Dataset entries
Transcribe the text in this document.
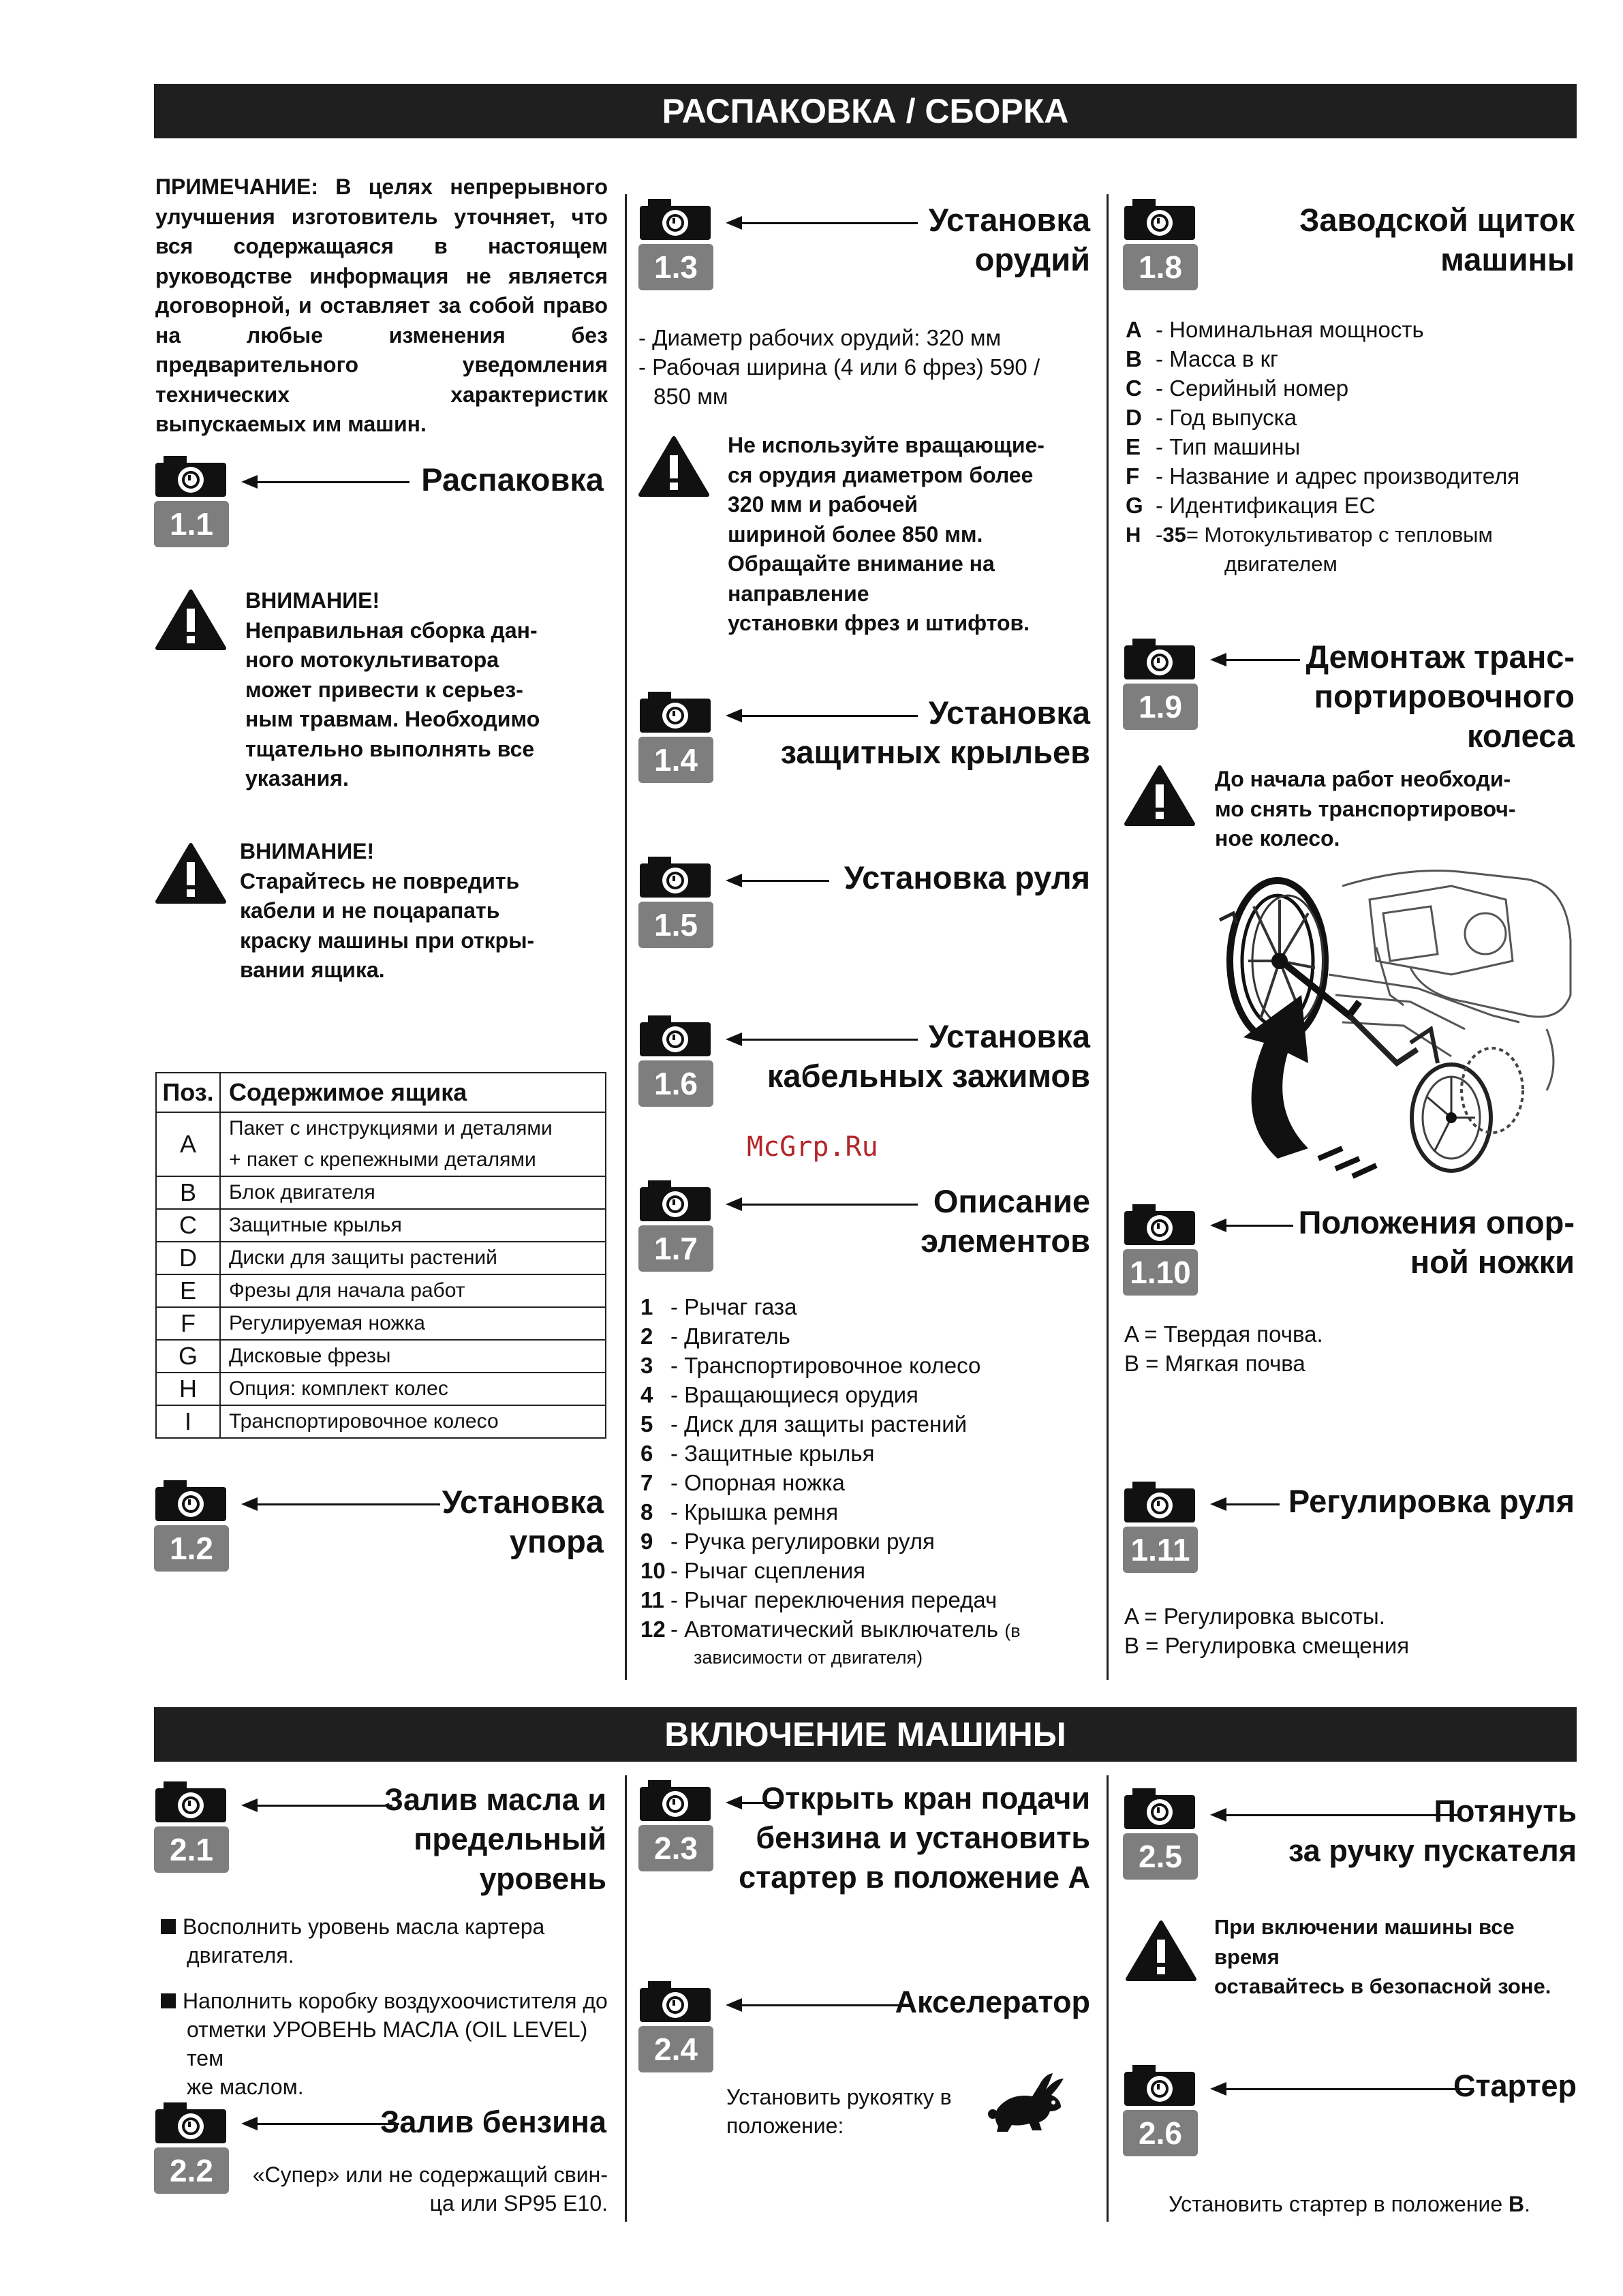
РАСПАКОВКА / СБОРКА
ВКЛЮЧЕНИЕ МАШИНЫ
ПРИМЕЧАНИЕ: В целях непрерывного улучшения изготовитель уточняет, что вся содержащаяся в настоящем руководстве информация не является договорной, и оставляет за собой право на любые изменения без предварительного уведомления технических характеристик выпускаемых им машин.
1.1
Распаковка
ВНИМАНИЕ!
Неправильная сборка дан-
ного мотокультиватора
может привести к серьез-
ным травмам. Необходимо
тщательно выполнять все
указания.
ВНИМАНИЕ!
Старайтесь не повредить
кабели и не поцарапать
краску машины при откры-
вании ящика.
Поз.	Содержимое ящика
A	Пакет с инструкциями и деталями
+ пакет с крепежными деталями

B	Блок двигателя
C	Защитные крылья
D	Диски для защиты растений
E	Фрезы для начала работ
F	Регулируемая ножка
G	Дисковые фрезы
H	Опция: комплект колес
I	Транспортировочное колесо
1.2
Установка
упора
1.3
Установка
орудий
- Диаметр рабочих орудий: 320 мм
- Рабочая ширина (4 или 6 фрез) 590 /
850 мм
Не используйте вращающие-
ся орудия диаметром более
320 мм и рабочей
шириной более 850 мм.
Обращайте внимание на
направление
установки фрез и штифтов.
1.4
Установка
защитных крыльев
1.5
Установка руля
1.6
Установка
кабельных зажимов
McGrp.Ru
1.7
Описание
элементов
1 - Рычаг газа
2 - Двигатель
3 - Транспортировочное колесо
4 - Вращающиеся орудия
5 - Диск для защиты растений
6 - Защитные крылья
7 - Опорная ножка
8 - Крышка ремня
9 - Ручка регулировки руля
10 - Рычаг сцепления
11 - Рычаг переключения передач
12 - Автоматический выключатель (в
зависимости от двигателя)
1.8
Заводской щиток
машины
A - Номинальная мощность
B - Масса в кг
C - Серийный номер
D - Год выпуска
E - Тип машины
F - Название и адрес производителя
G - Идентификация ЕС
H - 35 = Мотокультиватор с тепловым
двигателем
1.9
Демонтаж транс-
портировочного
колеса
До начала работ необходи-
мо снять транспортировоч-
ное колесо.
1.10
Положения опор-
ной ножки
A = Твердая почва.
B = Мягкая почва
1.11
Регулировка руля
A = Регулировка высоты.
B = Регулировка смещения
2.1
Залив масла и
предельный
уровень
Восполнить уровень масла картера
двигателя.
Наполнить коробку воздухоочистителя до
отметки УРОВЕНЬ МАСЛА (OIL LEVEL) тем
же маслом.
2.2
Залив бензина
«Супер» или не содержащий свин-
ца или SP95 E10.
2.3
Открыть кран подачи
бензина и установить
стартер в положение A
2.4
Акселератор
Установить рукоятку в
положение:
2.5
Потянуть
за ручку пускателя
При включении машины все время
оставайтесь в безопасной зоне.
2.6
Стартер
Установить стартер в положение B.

* * *

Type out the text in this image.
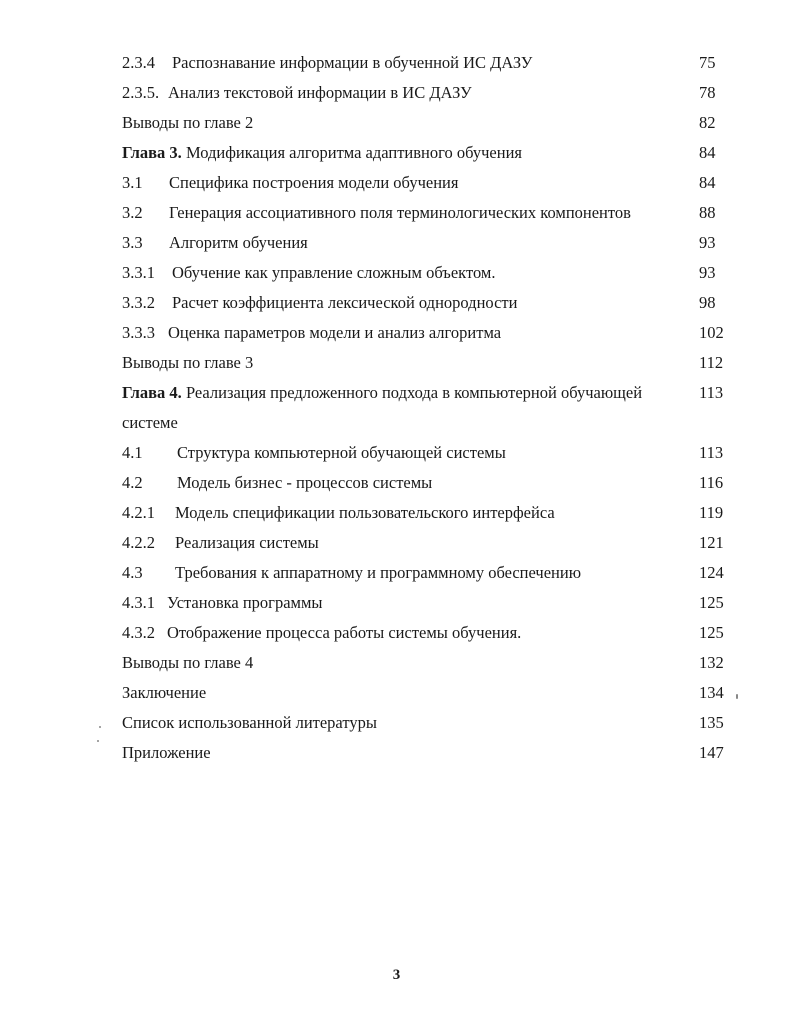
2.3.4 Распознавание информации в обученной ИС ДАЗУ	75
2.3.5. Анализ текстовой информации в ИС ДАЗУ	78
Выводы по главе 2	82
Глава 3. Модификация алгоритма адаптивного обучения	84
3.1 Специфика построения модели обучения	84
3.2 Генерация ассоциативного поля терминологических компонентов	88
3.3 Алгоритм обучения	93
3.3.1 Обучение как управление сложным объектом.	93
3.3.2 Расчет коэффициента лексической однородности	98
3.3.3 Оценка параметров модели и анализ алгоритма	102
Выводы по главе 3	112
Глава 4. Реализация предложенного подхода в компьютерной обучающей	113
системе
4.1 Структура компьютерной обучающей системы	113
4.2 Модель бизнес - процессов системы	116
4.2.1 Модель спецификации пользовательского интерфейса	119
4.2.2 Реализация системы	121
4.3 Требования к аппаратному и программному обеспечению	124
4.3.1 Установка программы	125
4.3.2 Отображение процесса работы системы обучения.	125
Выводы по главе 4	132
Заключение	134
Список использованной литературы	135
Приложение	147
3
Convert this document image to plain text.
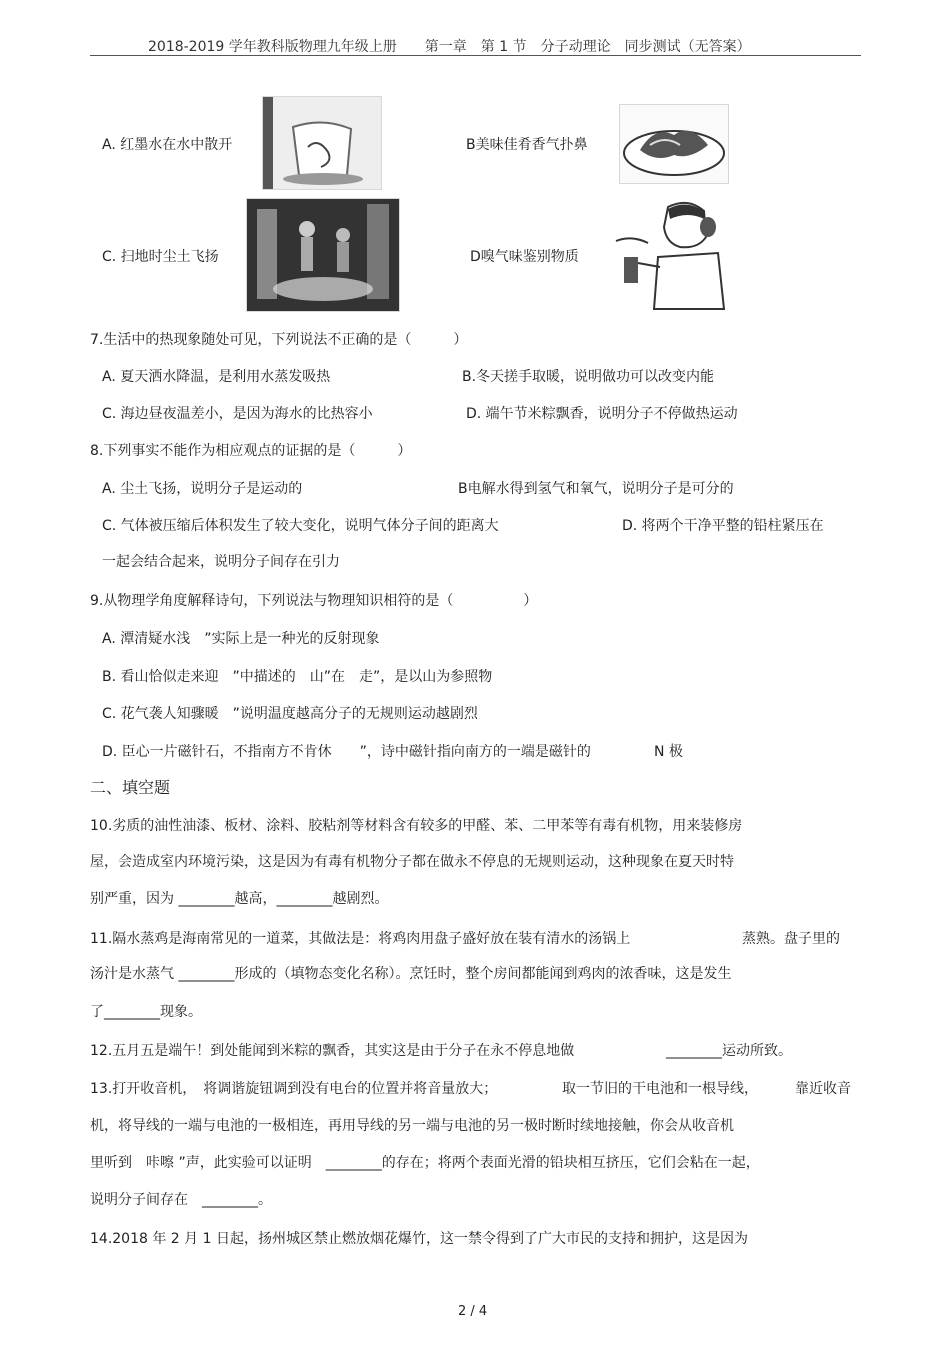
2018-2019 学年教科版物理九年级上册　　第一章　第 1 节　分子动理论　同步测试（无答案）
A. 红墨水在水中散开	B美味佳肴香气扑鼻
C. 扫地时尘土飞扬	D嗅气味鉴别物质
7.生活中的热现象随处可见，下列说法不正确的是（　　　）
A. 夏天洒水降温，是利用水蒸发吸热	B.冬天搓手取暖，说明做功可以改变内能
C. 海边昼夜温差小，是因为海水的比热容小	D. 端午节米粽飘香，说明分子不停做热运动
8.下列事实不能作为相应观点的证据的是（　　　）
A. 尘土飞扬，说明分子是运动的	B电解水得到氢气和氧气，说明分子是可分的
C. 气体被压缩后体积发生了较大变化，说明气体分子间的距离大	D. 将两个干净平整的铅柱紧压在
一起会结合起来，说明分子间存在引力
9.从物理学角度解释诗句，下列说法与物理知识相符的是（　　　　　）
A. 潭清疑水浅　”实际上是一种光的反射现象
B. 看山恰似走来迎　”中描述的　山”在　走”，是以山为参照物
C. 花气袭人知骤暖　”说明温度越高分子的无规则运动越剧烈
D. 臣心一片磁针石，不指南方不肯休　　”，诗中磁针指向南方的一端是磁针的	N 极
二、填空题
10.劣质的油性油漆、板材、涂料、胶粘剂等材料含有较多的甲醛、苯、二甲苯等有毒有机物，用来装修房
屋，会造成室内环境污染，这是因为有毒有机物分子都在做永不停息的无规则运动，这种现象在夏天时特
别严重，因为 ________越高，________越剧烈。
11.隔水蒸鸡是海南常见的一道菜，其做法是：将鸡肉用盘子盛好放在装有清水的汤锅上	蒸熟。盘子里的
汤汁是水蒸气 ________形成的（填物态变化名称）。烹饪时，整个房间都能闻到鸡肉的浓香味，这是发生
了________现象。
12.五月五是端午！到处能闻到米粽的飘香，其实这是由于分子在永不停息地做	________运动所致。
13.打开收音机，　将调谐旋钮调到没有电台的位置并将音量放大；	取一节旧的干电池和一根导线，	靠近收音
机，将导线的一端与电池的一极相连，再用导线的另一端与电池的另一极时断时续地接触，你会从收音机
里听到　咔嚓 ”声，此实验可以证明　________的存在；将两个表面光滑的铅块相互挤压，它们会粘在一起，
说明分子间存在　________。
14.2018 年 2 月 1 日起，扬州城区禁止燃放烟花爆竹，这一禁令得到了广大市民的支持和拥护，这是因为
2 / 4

---

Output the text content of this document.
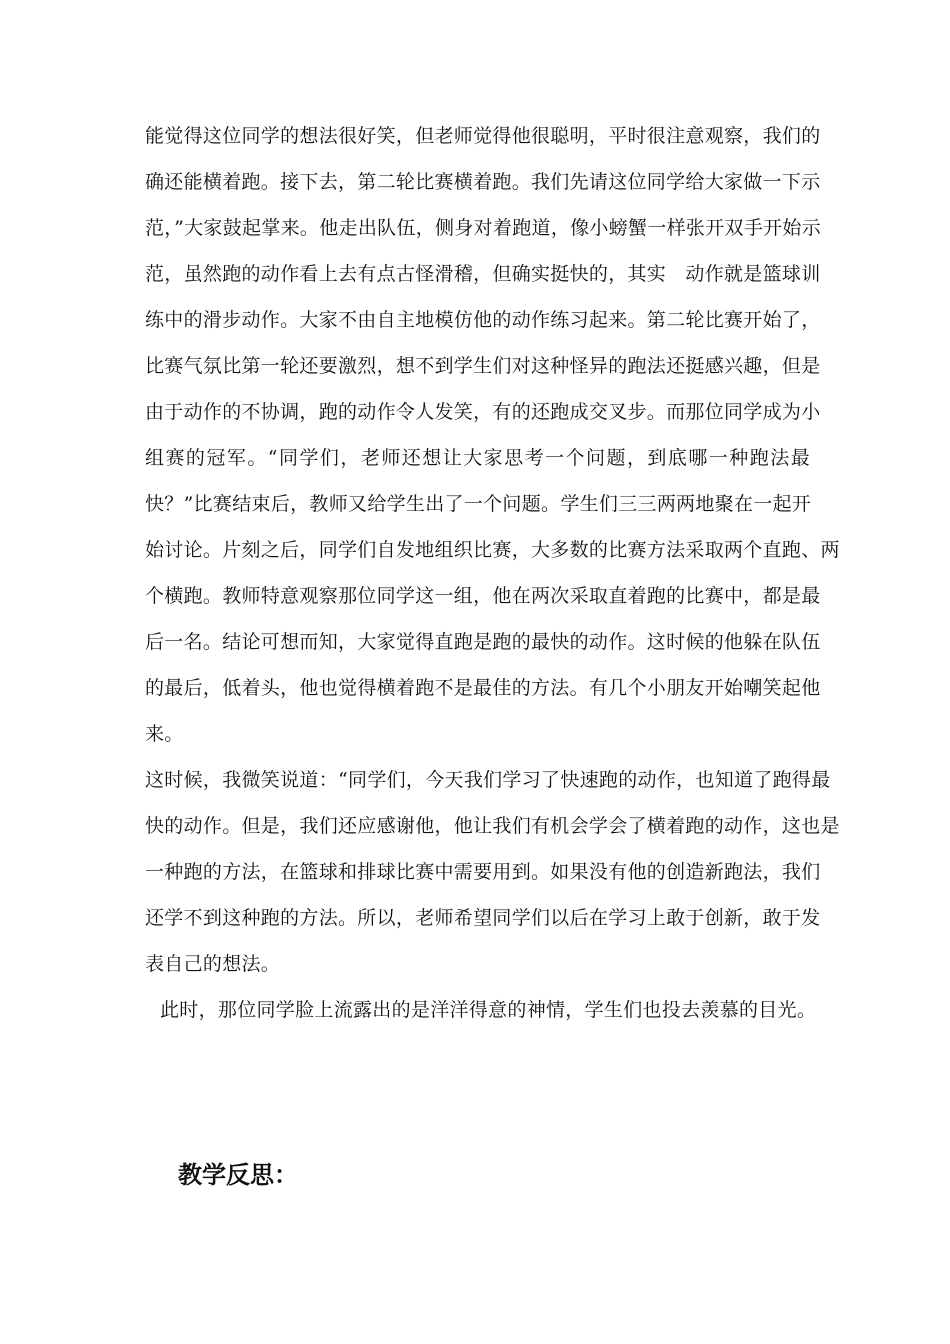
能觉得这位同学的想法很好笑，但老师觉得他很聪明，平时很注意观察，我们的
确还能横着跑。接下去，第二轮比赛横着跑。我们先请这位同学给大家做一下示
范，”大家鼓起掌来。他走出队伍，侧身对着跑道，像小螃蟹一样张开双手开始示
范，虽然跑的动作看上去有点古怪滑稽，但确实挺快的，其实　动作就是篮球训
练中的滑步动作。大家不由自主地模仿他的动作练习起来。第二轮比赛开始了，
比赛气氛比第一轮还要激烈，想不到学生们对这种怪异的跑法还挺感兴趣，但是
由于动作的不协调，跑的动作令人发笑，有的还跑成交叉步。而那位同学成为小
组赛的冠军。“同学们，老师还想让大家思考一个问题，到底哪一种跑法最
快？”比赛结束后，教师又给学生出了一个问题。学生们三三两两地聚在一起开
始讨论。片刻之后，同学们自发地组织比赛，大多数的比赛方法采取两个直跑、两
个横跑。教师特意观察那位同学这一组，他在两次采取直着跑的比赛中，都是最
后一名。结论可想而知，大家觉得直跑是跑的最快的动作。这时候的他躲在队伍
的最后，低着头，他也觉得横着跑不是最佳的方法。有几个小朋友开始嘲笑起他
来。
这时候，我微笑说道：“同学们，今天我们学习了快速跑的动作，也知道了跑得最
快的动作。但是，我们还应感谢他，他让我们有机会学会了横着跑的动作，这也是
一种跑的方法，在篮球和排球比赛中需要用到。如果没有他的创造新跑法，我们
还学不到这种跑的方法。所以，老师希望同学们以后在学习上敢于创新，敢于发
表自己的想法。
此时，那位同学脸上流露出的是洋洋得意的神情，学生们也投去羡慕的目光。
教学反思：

WORK INSTRUCTIONS: Out of the material above, select every line that holds the string "Защитные".

RESPONSE FOR THIS EXERCISE:
C	Защитные крылья
6 - Защитные крылья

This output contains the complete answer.